◆ Goal ◆
Set out each line of the rows below as a numbered list, omitting any blank lines.

◆ Listings of box coordinates ◆
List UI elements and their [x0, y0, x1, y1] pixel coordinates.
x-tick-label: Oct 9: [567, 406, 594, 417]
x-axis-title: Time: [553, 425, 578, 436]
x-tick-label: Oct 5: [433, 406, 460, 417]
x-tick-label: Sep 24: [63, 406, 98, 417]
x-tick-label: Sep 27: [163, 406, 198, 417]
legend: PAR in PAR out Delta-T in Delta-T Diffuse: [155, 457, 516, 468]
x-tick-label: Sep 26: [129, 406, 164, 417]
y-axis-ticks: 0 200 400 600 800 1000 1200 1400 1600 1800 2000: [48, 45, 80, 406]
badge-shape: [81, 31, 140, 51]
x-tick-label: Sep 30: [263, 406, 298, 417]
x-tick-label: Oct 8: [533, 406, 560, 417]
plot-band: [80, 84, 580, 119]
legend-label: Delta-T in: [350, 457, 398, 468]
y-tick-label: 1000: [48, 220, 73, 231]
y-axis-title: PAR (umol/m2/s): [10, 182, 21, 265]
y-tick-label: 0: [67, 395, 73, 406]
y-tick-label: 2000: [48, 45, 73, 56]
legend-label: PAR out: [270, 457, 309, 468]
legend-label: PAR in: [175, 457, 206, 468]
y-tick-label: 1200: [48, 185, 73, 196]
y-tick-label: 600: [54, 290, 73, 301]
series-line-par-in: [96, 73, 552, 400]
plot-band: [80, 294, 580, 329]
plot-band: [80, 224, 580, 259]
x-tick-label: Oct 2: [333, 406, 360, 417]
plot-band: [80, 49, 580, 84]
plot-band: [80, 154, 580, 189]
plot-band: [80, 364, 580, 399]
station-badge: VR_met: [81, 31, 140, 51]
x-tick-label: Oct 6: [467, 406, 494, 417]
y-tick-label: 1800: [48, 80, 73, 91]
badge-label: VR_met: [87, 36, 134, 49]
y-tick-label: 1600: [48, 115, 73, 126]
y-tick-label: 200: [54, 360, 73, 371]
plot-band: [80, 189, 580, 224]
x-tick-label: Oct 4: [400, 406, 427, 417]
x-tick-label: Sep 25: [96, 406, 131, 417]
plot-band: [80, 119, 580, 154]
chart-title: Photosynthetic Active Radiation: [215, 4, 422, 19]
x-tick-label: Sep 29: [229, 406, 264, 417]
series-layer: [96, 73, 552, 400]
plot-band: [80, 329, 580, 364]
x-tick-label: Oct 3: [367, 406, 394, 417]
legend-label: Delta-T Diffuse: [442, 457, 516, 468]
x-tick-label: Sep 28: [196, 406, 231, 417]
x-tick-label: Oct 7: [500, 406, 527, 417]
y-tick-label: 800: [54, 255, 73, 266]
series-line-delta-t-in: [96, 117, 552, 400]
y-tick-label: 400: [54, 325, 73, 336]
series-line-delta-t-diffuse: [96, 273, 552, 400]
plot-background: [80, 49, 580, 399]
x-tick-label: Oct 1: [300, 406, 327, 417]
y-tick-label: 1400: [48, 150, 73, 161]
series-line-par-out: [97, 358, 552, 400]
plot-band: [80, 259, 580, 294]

◆ Response to this exercise ◆
1. List UI elements and their [x0, y0, x1, y1] pixel coordinates.
2. x-tick-label: Oct 9: [567, 406, 594, 417]
3. x-axis-title: Time: [553, 425, 578, 436]
4. x-tick-label: Oct 5: [433, 406, 460, 417]
5. x-tick-label: Sep 24: [63, 406, 98, 417]
6. x-tick-label: Sep 27: [163, 406, 198, 417]
7. legend: PAR in PAR out Delta-T in Delta-T Diffuse: [155, 457, 516, 468]
8. x-tick-label: Sep 26: [129, 406, 164, 417]
9. y-axis-ticks: 0 200 400 600 800 1000 1200 1400 1600 1800 2000: [48, 45, 80, 406]
10. badge-shape: [81, 31, 140, 51]
11. x-tick-label: Sep 30: [263, 406, 298, 417]
12. x-tick-label: Oct 8: [533, 406, 560, 417]
13. plot-band: [80, 84, 580, 119]
14. legend-label: Delta-T in: [350, 457, 398, 468]
15. y-tick-label: 1000: [48, 220, 73, 231]
16. y-axis-title: PAR (umol/m2/s): [10, 182, 21, 265]
17. y-tick-label: 0: [67, 395, 73, 406]
18. y-tick-label: 2000: [48, 45, 73, 56]
19. legend-label: PAR out: [270, 457, 309, 468]
20. legend-label: PAR in: [175, 457, 206, 468]
21. y-tick-label: 1200: [48, 185, 73, 196]
22. y-tick-label: 600: [54, 290, 73, 301]
23. series-line-par-in: [96, 73, 552, 400]
24. plot-band: [80, 294, 580, 329]
25. plot-band: [80, 224, 580, 259]
26. x-tick-label: Oct 2: [333, 406, 360, 417]
27. plot-band: [80, 49, 580, 84]
28. plot-band: [80, 154, 580, 189]
29. plot-band: [80, 364, 580, 399]
30. station-badge: VR_met: [81, 31, 140, 51]
31. x-tick-label: Oct 6: [467, 406, 494, 417]
32. y-tick-label: 1800: [48, 80, 73, 91]
33. badge-label: VR_met: [87, 36, 134, 49]
34. y-tick-label: 1600: [48, 115, 73, 126]
35. y-tick-label: 200: [54, 360, 73, 371]
36. plot-band: [80, 189, 580, 224]
37. x-tick-label: Oct 4: [400, 406, 427, 417]
38. x-tick-label: Sep 25: [96, 406, 131, 417]
39. plot-band: [80, 119, 580, 154]
40. chart-title: Photosynthetic Active Radiation: [215, 4, 422, 19]
41. x-tick-label: Sep 29: [229, 406, 264, 417]
42. series-layer: [96, 73, 552, 400]
43. plot-band: [80, 329, 580, 364]
44. x-tick-label: Oct 3: [367, 406, 394, 417]
45. legend-label: Delta-T Diffuse: [442, 457, 516, 468]
46. x-tick-label: Sep 28: [196, 406, 231, 417]
47. x-tick-label: Oct 7: [500, 406, 527, 417]
48. y-tick-label: 800: [54, 255, 73, 266]
49. series-line-delta-t-in: [96, 117, 552, 400]
50. y-tick-label: 400: [54, 325, 73, 336]
51. series-line-delta-t-diffuse: [96, 273, 552, 400]
52. plot-background: [80, 49, 580, 399]
53. x-tick-label: Oct 1: [300, 406, 327, 417]
54. y-tick-label: 1400: [48, 150, 73, 161]
55. series-line-par-out: [97, 358, 552, 400]
56. plot-band: [80, 259, 580, 294]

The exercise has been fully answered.